Personal information
- Born: March 9, 1993 (age 33) Melbourne, Florida, U.S.
- Listed height: 6 ft 0 in (1.83 m)
- Listed weight: 207 lb (94 kg)

Career information
- High school: Holy Trinity Episcopal Academy (Melbourne, Florida)
- College: Florida (2012–2016)
- NFL draft: 2017: 2nd round, 39th overall pick

Career history
- New York Jets (2017–2021); New Orleans Saints (2022–2023); Miami Dolphins (2024); Los Angeles Chargers (2024–2025);

Awards and highlights
- Second-team All-SEC (2016);

Career NFL statistics as of 2025
- Total tackles: 456
- Sacks: 4.5
- Forced fumbles: 5
- Fumble recoveries: 1
- Pass deflections: 31
- Interceptions: 9
- Stats at Pro Football Reference

= Marcus Maye =

American football player (born 1993)

Marcus Dajon Maye (born March 9, 1993) is an American professional football safety. He has previously played in the NFL for the New York Jets, New Orleans Saints, and Miami Dolphins. He played college football for the Florida Gators. Maye is a native of Melbourne, Florida. Maye has been praised for his versatility and was selected first-team All-American by USA Today.

==Early life==
Maye attended and played high school football at Holy Trinity Episcopal Academy.

==College career==
Maye played college football at the University of Florida. He redshirted in 2012. As a freshman in 2013, he played in 8 games, making 16 tackles and an interception. As a sophomore in 2014, he played 11 games with 62 tackles, 5 passes defended, 2 forced fumbles, and an interception. As a junior in 2015, Maye played 12 games with 77 tackles, 4 passes defended, 2 forced fumbles, and 2 interceptions. As a senior in 2016, he played 9 games with 50 tackles, a sack, and an interception.

===Collegiate statistics===

Marcus Maye: Tackles; Interceptions; Fumbles
Season: Team; Conf; Class; Pos; GP; Solo; Ast; Comb; TfL; Sck; Int; Yds; Avg; TD; PD; FR; FF
2013: Florida; SEC; FR; DB; 8; 11; 5; 16; 1.0; 0.0; 1; 30; 30.0; 0; 0; 0; 0
2014: Florida; SEC; SO; DB; 11; 38; 24; 62; 3.0; 0.0; 1; 1; 1.0; 0; 5; 0; 2
2015: Florida; SEC; JR; DB; 12; 43; 34; 77; 1.0; 0.0; 2; 0; 0.0; 0; 6; 2; 4
2016: Florida; SEC; SR; DB; 9; 29; 21; 50; 1.5; 1.0; 1; 6; 6.0; 0; 5; 0; 0
Career: 40; 121; 84; 205; 6.5; 1.0; 5; 37; 7.4; 0; 16; 2; 6

==Professional career==
===Pre-draft===
Maye received an invitation to the NFL Combine, but opted to not perform drills and wait until his pro day. At Florida's Pro Day, he chose to perform all of the combine drills except the bench press and completed positional drills for team representatives and scouts. NFL draft experts and analysts projected him to be a second round draft pick. He was ranked as the fourth best free safety in the draft by NFLDraftScout.com, was ranked the seventh best safety by ESPN, and the eighth best safety by Sports Illustrated.

> [Exercise tasks]:
• a. Answer these questions from the Marcus Maye profile:
(i) Which high school did Maye attend?
(ii) In what round and with what overall pick was he taken in the 2017 NFL draft?
(iii) Which combine drill did he skip at Florida's Pro Day?
• b. Carry on the Marcus Maye profile, picking up after its final sentence.
These records have nothing to do with the profile of Marcus Maye above.

[Document layout analysis records]
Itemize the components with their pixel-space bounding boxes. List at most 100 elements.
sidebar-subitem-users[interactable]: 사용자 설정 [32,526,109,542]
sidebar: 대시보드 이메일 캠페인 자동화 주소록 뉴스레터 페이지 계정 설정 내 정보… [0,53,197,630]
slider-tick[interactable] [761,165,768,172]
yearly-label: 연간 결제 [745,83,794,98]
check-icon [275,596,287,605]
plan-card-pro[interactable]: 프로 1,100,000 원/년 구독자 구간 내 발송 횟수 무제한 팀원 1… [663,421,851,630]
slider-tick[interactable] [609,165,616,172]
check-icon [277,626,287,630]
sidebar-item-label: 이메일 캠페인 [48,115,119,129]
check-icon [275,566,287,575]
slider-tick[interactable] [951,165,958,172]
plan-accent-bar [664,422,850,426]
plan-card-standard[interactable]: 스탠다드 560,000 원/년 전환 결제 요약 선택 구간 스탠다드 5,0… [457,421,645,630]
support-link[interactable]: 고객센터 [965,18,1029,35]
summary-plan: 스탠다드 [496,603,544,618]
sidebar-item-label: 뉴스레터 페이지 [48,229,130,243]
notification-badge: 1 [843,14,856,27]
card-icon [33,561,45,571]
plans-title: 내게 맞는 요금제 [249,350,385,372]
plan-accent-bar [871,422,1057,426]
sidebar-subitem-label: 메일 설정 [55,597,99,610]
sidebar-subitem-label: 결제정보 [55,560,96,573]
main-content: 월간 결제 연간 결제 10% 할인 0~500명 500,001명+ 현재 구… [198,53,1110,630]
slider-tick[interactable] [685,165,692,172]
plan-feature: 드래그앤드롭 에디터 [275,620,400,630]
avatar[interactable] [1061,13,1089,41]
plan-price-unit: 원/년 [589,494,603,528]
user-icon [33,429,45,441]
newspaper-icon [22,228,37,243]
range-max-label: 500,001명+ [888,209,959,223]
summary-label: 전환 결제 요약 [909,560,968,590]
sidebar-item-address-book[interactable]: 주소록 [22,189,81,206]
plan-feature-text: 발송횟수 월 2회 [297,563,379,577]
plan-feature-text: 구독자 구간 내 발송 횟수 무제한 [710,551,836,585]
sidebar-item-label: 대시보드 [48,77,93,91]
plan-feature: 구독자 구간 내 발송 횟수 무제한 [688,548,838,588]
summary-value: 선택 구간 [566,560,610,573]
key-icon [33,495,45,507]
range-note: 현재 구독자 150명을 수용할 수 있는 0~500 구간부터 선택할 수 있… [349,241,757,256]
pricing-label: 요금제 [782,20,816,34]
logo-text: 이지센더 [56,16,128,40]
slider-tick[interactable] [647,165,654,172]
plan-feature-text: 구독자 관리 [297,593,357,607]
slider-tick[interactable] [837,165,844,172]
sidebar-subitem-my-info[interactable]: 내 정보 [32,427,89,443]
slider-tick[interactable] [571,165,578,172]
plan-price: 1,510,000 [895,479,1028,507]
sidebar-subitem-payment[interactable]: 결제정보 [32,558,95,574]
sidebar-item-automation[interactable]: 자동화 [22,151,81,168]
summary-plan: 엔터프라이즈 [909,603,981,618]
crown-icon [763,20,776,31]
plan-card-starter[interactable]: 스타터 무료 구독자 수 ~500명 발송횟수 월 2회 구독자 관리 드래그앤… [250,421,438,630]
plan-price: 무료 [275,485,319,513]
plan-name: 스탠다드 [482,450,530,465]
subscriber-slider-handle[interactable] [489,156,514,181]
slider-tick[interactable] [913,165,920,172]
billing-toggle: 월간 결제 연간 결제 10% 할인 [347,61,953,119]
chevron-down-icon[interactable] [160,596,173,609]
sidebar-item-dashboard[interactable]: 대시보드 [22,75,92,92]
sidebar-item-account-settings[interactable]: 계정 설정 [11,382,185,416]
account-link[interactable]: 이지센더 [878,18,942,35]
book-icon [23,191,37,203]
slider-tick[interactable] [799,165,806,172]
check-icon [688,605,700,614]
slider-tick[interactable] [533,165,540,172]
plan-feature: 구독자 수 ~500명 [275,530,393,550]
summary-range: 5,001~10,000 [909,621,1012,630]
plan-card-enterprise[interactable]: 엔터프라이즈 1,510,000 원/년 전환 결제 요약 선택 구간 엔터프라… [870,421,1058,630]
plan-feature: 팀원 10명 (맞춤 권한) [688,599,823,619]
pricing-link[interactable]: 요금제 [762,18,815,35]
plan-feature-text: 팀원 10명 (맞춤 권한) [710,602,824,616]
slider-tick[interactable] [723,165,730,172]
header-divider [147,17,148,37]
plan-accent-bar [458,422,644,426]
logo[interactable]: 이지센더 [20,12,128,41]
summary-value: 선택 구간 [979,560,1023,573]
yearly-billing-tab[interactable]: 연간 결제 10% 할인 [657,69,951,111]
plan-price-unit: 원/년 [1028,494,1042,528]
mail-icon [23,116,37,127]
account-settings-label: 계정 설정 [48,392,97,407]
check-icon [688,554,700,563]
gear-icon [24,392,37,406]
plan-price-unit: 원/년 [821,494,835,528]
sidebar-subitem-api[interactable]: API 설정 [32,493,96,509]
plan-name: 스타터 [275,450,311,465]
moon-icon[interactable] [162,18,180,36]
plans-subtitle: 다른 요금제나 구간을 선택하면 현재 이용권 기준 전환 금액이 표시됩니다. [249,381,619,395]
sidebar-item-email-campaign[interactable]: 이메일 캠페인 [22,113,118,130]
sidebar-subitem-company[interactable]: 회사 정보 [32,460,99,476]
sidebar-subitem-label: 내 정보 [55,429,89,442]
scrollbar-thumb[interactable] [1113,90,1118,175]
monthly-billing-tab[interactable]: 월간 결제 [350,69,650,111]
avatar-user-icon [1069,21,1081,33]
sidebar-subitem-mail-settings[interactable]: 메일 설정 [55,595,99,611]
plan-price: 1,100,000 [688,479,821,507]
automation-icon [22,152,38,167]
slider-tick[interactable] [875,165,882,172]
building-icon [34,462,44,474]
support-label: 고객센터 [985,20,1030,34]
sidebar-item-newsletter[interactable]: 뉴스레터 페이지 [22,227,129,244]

> [Results of the exercise]:
• a.
(i) Holy Trinity Episcopal Academy
(ii) The 2nd round, 39th overall pick
(iii) The bench press

• b.
Pre-draft measurables
| Height | Weight | Arm length | Hand span | Wingspan | 40-yard dash | 10-yard split | 20-yard split | 20-yard shuttle | Three-cone drill | Vertical jump | Broad jump |
| 5 ft 11+3⁄4 in (1.82 m) | 210 lb (95 kg) | 32+1⁄2 in (0.83 m) | 9+1⁄8 in (0.23 m) | 6 ft 5+1⁄4 in (1.96 m) | 4.47 s | 1.57 s | 2.71 s | 4.18 s | 7.07 s | 33.5 in (0.85 m) | 9 ft 10 in (3.00 m) |
All values from Florida's Pro Day/Measurables from NFL Combine

===New York Jets===

The New York Jets selected Maye in the second round (39th overall) of the 2017 NFL draft. He was the second safety selected by the Jets after they selected LSU's Jamal Adams sixth overall.

====2017====
On May 23, 2017, the Jets signed Maye to a four-year, $6.55 million contract with $3.66 million guaranteed and a signing bonus of $2.90 million.

He entered training camp competing against Jamal Adams and Calvin Pryor to be one of the starting safeties. Head coach Todd Bowles named Maye the starting free safety to begin the regular season, alongside strong safety Jamal Adams.

He made his professional regular season debut and first career start in the New York Jets season-opener at the Buffalo Bills and recorded seven combined tackles during a 21–12 loss. In Week 5, Maye recorded four combined tackles, deflected a pass, and made his first career interception off a pass by quarterback Kevin Hogan in the Jets' 17–14 victory at the Cleveland Browns. On October 22, 2017, he collected a season-high seven combined tackles, broke up a pass, and intercepted a pass attempt by Jay Cutler in the Jets' 31–28 loss at the Miami Dolphins. In Week 15, Maye made a season-high tying seven combined tackles during a 31–19 loss at the New Orleans Saints. Maye finished his rookie season in with 79 combined tackles (57 solo), two pass deflections, and two interceptions in 16 starts.

====2018====
Maye missed the first three games of 2018 due to a foot injury, but returned in Week 4 as the Jets starting free safety. During Week 5 against the Denver Broncos, Maye intercepted Case Keenum and returned it 104 yards but was a yard shy of scoring a touchdown. Time expired anyhow and the Jets won 34–16. The interception set the NFL record for longest interception return without scoring a touchdown. He then suffered a broken thumb the following week against the Indianapolis Colts and missed the next game. He returned in Week 8, playing in the next three games before suffering a shoulder injury in Week 10 against the Bills. He was placed on injured reserve on December 1, 2018, ending an injury-plagued season for Maye.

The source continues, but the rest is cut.